### Instructions to follow:
Reproduce all of the data below verbatim, omitting the pictures.

+--

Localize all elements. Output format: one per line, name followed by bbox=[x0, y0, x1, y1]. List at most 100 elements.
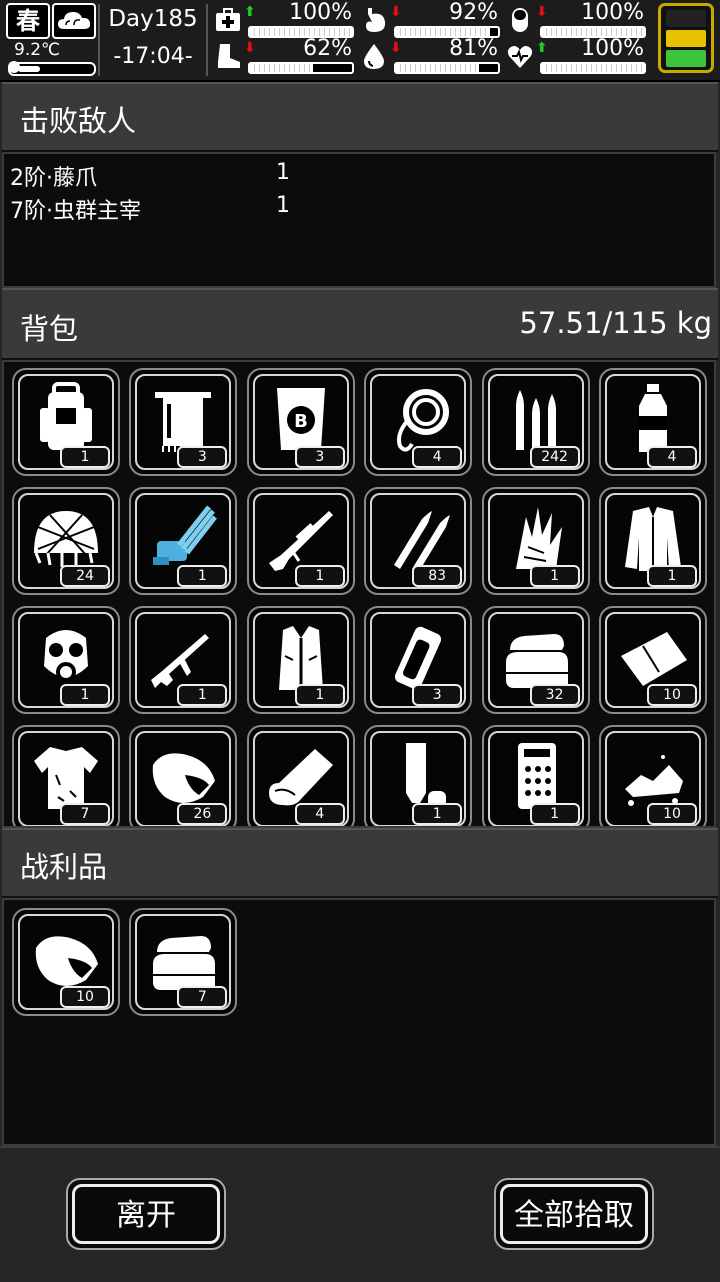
item-slot[interactable]: 7 bbox=[12, 725, 120, 826]
enemy-count: 1 bbox=[276, 160, 290, 185]
item-count: 1 bbox=[529, 803, 580, 825]
stat-food: ⬇ 92% bbox=[360, 0, 502, 38]
trend-down-icon: ⬇ bbox=[536, 4, 548, 20]
enemy-count: 1 bbox=[276, 193, 290, 218]
item-slot[interactable]: 1 bbox=[481, 725, 590, 826]
item-slot[interactable]: 26 bbox=[129, 725, 238, 826]
item-count: 24 bbox=[60, 565, 110, 587]
boot-icon bbox=[218, 44, 240, 68]
item-count: 1 bbox=[177, 565, 228, 587]
defeated-list: 2阶·藤爪 1 7阶·虫群主宰 1 bbox=[2, 152, 716, 288]
backpack-grid[interactable]: 1 3 B 3 4 242 4 24 1 1 83 1 1 1 1 1 3 32 10 7 26 4 1 1 10 bbox=[2, 360, 716, 828]
clock-time: -17:04- bbox=[113, 44, 193, 69]
item-slot[interactable]: 3 bbox=[364, 606, 473, 714]
item-slot[interactable]: 1 bbox=[12, 606, 120, 714]
item-slot[interactable]: 3 bbox=[129, 368, 238, 476]
item-slot[interactable]: 1 bbox=[12, 368, 120, 476]
item-count: 26 bbox=[177, 803, 228, 825]
drop-icon bbox=[364, 44, 384, 69]
item-slot[interactable]: 4 bbox=[599, 368, 707, 476]
cloud-icon bbox=[52, 3, 96, 39]
item-count: 1 bbox=[60, 446, 110, 468]
item-slot[interactable]: 1 bbox=[364, 725, 473, 826]
defeated-title: 击败敌人 bbox=[20, 104, 137, 138]
divider bbox=[98, 4, 100, 76]
item-count: 1 bbox=[412, 803, 463, 825]
stamina-bar bbox=[248, 62, 354, 74]
status-bar: 春 9.2℃ Day185 -17:04- ⬆ 100% ⬇ 92% ⬇ 100… bbox=[0, 0, 720, 82]
pill-icon bbox=[512, 8, 528, 32]
medkit-icon bbox=[216, 8, 240, 31]
item-count: 4 bbox=[294, 803, 345, 825]
item-count: 4 bbox=[647, 446, 697, 468]
item-slot[interactable]: 1 bbox=[481, 487, 590, 595]
enemy-name: 7阶·虫群主宰 bbox=[10, 199, 141, 224]
item-count: 3 bbox=[412, 684, 463, 706]
svg-text:B: B bbox=[294, 411, 308, 432]
trend-down-icon: ⬇ bbox=[244, 40, 256, 56]
item-slot[interactable]: 1 bbox=[129, 606, 238, 714]
stat-medicine: ⬇ 100% bbox=[506, 0, 648, 38]
loot-title: 战利品 bbox=[20, 850, 108, 884]
item-slot[interactable]: 7 bbox=[129, 908, 238, 1016]
item-count: 1 bbox=[529, 565, 580, 587]
backpack-title: 背包 bbox=[20, 312, 79, 346]
item-count: 10 bbox=[647, 803, 697, 825]
item-count: 1 bbox=[177, 684, 228, 706]
item-count: 1 bbox=[647, 565, 697, 587]
item-slot[interactable]: 10 bbox=[599, 606, 707, 714]
footer: 离开 全部拾取 bbox=[0, 1146, 720, 1282]
stomach-icon bbox=[366, 8, 386, 32]
item-slot[interactable]: 242 bbox=[481, 368, 590, 476]
backpack-header: 背包 57.51/115 kg bbox=[2, 288, 718, 360]
enemy-name: 2阶·藤爪 bbox=[10, 166, 97, 191]
item-count: 1 bbox=[294, 684, 345, 706]
trend-down-icon: ⬇ bbox=[390, 4, 402, 20]
temperature-label: 9.2℃ bbox=[14, 40, 61, 60]
divider bbox=[206, 4, 208, 76]
item-slot[interactable]: 1 bbox=[246, 606, 355, 714]
item-count: 242 bbox=[529, 446, 580, 468]
trend-up-icon: ⬆ bbox=[536, 40, 548, 56]
season-badge: 春 bbox=[6, 3, 50, 39]
item-slot[interactable]: 1 bbox=[129, 487, 238, 595]
item-count: 7 bbox=[177, 986, 228, 1008]
defeated-header: 击败敌人 bbox=[2, 82, 718, 152]
backpack-weight: 57.51/115 kg bbox=[519, 306, 712, 340]
stat-stamina: ⬇ 62% bbox=[214, 36, 356, 74]
heart-icon bbox=[507, 46, 533, 68]
item-count: 7 bbox=[60, 803, 110, 825]
item-slot[interactable]: B3 bbox=[246, 368, 355, 476]
item-count: 83 bbox=[412, 565, 463, 587]
item-slot[interactable]: 1 bbox=[246, 487, 355, 595]
stat-health: ⬆ 100% bbox=[214, 0, 356, 38]
water-bar bbox=[394, 62, 500, 74]
item-slot[interactable]: 24 bbox=[12, 487, 120, 595]
item-slot[interactable]: 1 bbox=[599, 487, 707, 595]
item-slot[interactable]: 10 bbox=[599, 725, 707, 826]
mood-bar bbox=[540, 62, 646, 74]
trend-up-icon: ⬆ bbox=[244, 4, 256, 20]
item-slot[interactable]: 4 bbox=[364, 368, 473, 476]
item-count: 4 bbox=[412, 446, 463, 468]
item-slot[interactable]: 83 bbox=[364, 487, 473, 595]
trend-down-icon: ⬇ bbox=[390, 40, 402, 56]
item-count: 1 bbox=[60, 684, 110, 706]
item-slot[interactable]: 4 bbox=[246, 725, 355, 826]
item-count: 10 bbox=[60, 986, 110, 1008]
item-slot[interactable]: 10 bbox=[12, 908, 120, 1016]
leave-button[interactable]: 离开 bbox=[66, 1178, 226, 1250]
item-slot[interactable]: 32 bbox=[481, 606, 590, 714]
item-count: 3 bbox=[177, 446, 228, 468]
item-count: 3 bbox=[294, 446, 345, 468]
battery-icon[interactable] bbox=[658, 3, 714, 73]
day-counter: Day185 bbox=[108, 6, 198, 32]
item-count: 32 bbox=[529, 684, 580, 706]
thermometer-icon bbox=[8, 61, 96, 76]
loot-header: 战利品 bbox=[2, 828, 718, 898]
item-count: 10 bbox=[647, 684, 697, 706]
loot-grid[interactable]: 10 7 bbox=[2, 898, 716, 1146]
item-count: 1 bbox=[294, 565, 345, 587]
take-all-button[interactable]: 全部拾取 bbox=[494, 1178, 654, 1250]
stat-mood: ⬆ 100% bbox=[506, 36, 648, 74]
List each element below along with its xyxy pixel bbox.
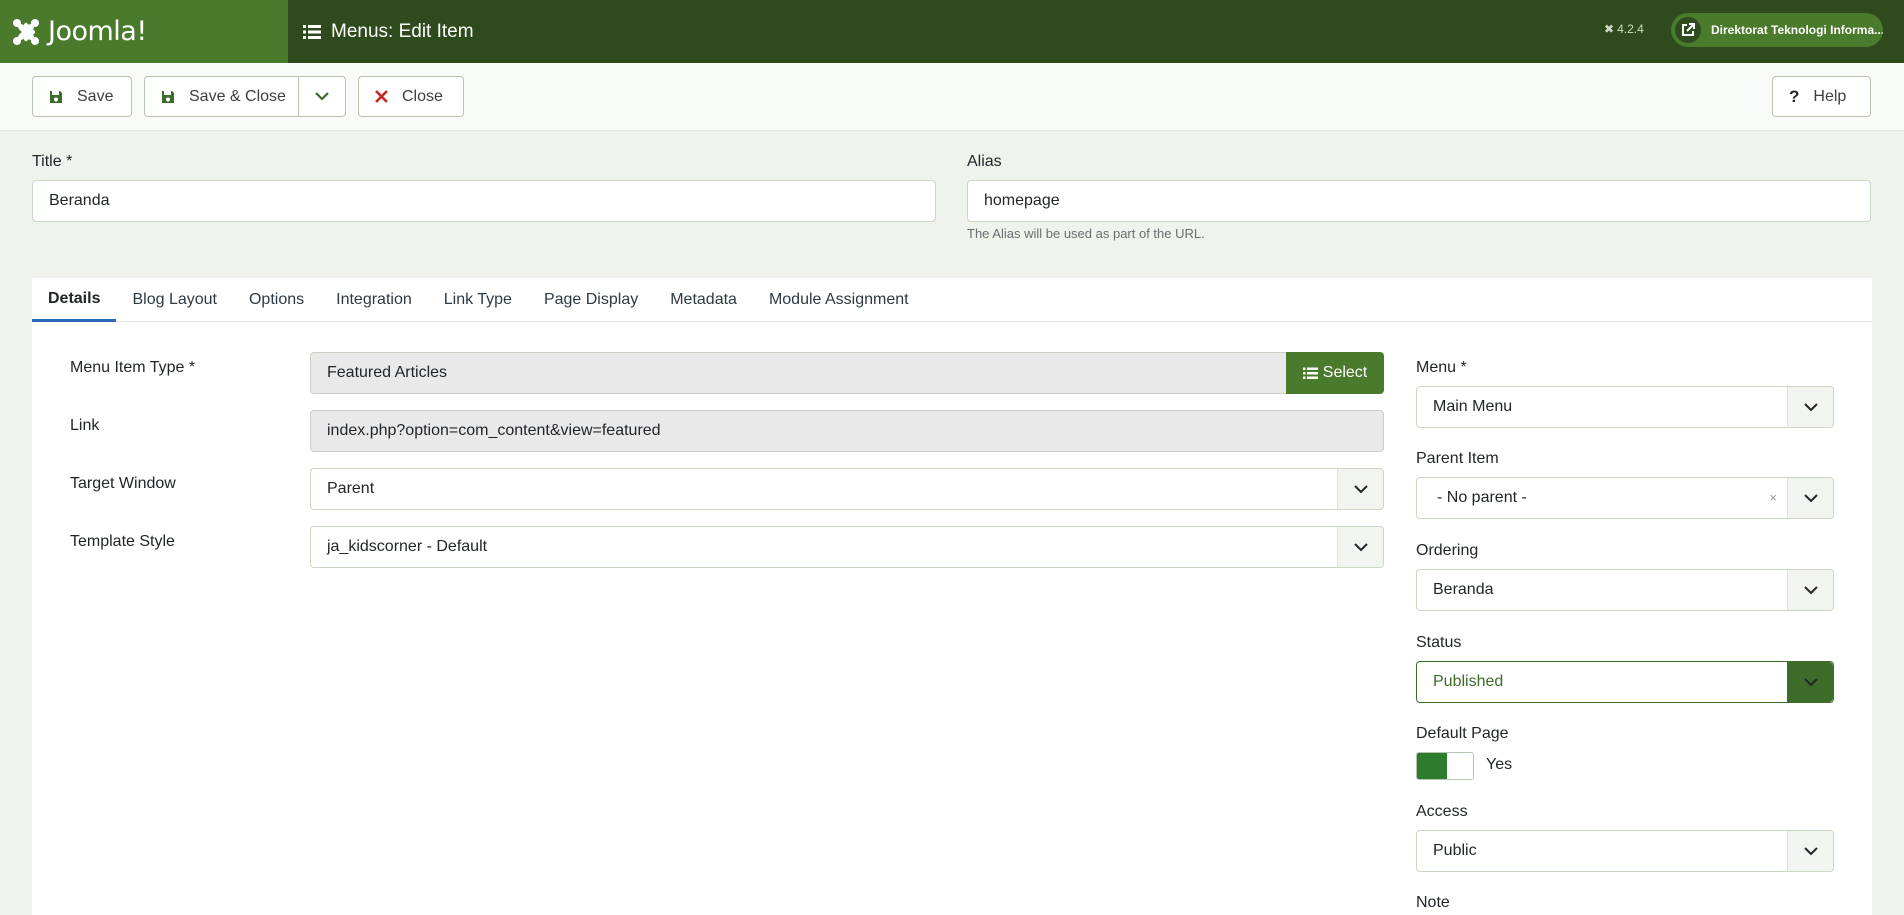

+--

### Finished answer:
Localize all elements. Output format: one per line, name followed by bbox=[x0, y0, x1, y1]. List at most 100 elements.
item-slot[interactable]: 7 bbox=[12, 725, 120, 826]
enemy-count: 1 bbox=[276, 160, 290, 185]
item-count: 1 bbox=[529, 803, 580, 825]
stat-food: ⬇ 92% bbox=[360, 0, 502, 38]
trend-down-icon: ⬇ bbox=[536, 4, 548, 20]
enemy-count: 1 bbox=[276, 193, 290, 218]
item-slot[interactable]: 1 bbox=[481, 725, 590, 826]
item-slot[interactable]: 26 bbox=[129, 725, 238, 826]
item-count: 24 bbox=[60, 565, 110, 587]
boot-icon bbox=[218, 44, 240, 68]
item-count: 1 bbox=[177, 565, 228, 587]
defeated-list: 2阶·藤爪 1 7阶·虫群主宰 1 bbox=[2, 152, 716, 288]
backpack-grid[interactable]: 1 3 B 3 4 242 4 24 1 1 83 1 1 1 1 1 3 32 10 7 26 4 1 1 10 bbox=[2, 360, 716, 828]
clock-time: -17:04- bbox=[113, 44, 193, 69]
item-slot[interactable]: 3 bbox=[364, 606, 473, 714]
item-slot[interactable]: 1 bbox=[12, 606, 120, 714]
item-slot[interactable]: 3 bbox=[129, 368, 238, 476]
item-slot[interactable]: 1 bbox=[12, 368, 120, 476]
item-count: 26 bbox=[177, 803, 228, 825]
drop-icon bbox=[364, 44, 384, 69]
item-slot[interactable]: 4 bbox=[599, 368, 707, 476]
cloud-icon bbox=[52, 3, 96, 39]
item-count: 1 bbox=[60, 446, 110, 468]
item-slot[interactable]: 1 bbox=[364, 725, 473, 826]
defeated-title: 击败敌人 bbox=[20, 104, 137, 138]
divider bbox=[98, 4, 100, 76]
item-count: 1 bbox=[412, 803, 463, 825]
stamina-bar bbox=[248, 62, 354, 74]
status-bar: 春 9.2℃ Day185 -17:04- ⬆ 100% ⬇ 92% ⬇ 100… bbox=[0, 0, 720, 82]
pill-icon bbox=[512, 8, 528, 32]
medkit-icon bbox=[216, 8, 240, 31]
item-count: 4 bbox=[294, 803, 345, 825]
item-count: 4 bbox=[647, 446, 697, 468]
item-slot[interactable]: 1 bbox=[481, 487, 590, 595]
enemy-name: 7阶·虫群主宰 bbox=[10, 199, 141, 224]
item-count: 3 bbox=[412, 684, 463, 706]
svg-text:B: B bbox=[294, 411, 308, 432]
trend-down-icon: ⬇ bbox=[244, 40, 256, 56]
item-slot[interactable]: 1 bbox=[129, 606, 238, 714]
stat-medicine: ⬇ 100% bbox=[506, 0, 648, 38]
loot-title: 战利品 bbox=[20, 850, 108, 884]
item-slot[interactable]: 7 bbox=[129, 908, 238, 1016]
item-count: 1 bbox=[529, 565, 580, 587]
backpack-title: 背包 bbox=[20, 312, 79, 346]
item-count: 10 bbox=[647, 803, 697, 825]
item-count: 1 bbox=[177, 684, 228, 706]
item-count: 1 bbox=[647, 565, 697, 587]
item-slot[interactable]: 10 bbox=[599, 606, 707, 714]
footer: 离开 全部拾取 bbox=[0, 1146, 720, 1282]
stomach-icon bbox=[366, 8, 386, 32]
item-slot[interactable]: 242 bbox=[481, 368, 590, 476]
backpack-header: 背包 57.51/115 kg bbox=[2, 288, 718, 360]
enemy-name: 2阶·藤爪 bbox=[10, 166, 97, 191]
item-count: 1 bbox=[294, 684, 345, 706]
trend-down-icon: ⬇ bbox=[390, 4, 402, 20]
temperature-label: 9.2℃ bbox=[14, 40, 61, 60]
divider bbox=[206, 4, 208, 76]
item-slot[interactable]: 1 bbox=[246, 606, 355, 714]
item-count: 242 bbox=[529, 446, 580, 468]
trend-up-icon: ⬆ bbox=[536, 40, 548, 56]
season-badge: 春 bbox=[6, 3, 50, 39]
item-slot[interactable]: 1 bbox=[129, 487, 238, 595]
item-count: 7 bbox=[177, 986, 228, 1008]
defeated-header: 击败敌人 bbox=[2, 82, 718, 152]
backpack-weight: 57.51/115 kg bbox=[519, 306, 712, 340]
stat-stamina: ⬇ 62% bbox=[214, 36, 356, 74]
heart-icon bbox=[507, 46, 533, 68]
item-count: 7 bbox=[60, 803, 110, 825]
item-slot[interactable]: B3 bbox=[246, 368, 355, 476]
item-count: 83 bbox=[412, 565, 463, 587]
item-slot[interactable]: 1 bbox=[246, 487, 355, 595]
stat-health: ⬆ 100% bbox=[214, 0, 356, 38]
water-bar bbox=[394, 62, 500, 74]
item-slot[interactable]: 24 bbox=[12, 487, 120, 595]
item-slot[interactable]: 1 bbox=[599, 487, 707, 595]
item-slot[interactable]: 10 bbox=[599, 725, 707, 826]
mood-bar bbox=[540, 62, 646, 74]
trend-up-icon: ⬆ bbox=[244, 4, 256, 20]
item-slot[interactable]: 4 bbox=[364, 368, 473, 476]
item-count: 4 bbox=[412, 446, 463, 468]
item-slot[interactable]: 83 bbox=[364, 487, 473, 595]
trend-down-icon: ⬇ bbox=[390, 40, 402, 56]
item-count: 1 bbox=[60, 684, 110, 706]
item-slot[interactable]: 4 bbox=[246, 725, 355, 826]
item-count: 10 bbox=[60, 986, 110, 1008]
item-slot[interactable]: 10 bbox=[12, 908, 120, 1016]
leave-button[interactable]: 离开 bbox=[66, 1178, 226, 1250]
item-slot[interactable]: 32 bbox=[481, 606, 590, 714]
item-count: 3 bbox=[177, 446, 228, 468]
item-count: 3 bbox=[294, 446, 345, 468]
battery-icon[interactable] bbox=[658, 3, 714, 73]
day-counter: Day185 bbox=[108, 6, 198, 32]
item-count: 32 bbox=[529, 684, 580, 706]
thermometer-icon bbox=[8, 61, 96, 76]
loot-header: 战利品 bbox=[2, 828, 718, 898]
item-count: 10 bbox=[647, 684, 697, 706]
loot-grid[interactable]: 10 7 bbox=[2, 898, 716, 1146]
item-count: 1 bbox=[294, 565, 345, 587]
take-all-button[interactable]: 全部拾取 bbox=[494, 1178, 654, 1250]
stat-mood: ⬆ 100% bbox=[506, 36, 648, 74]
List each element below along with its xyxy pixel bbox.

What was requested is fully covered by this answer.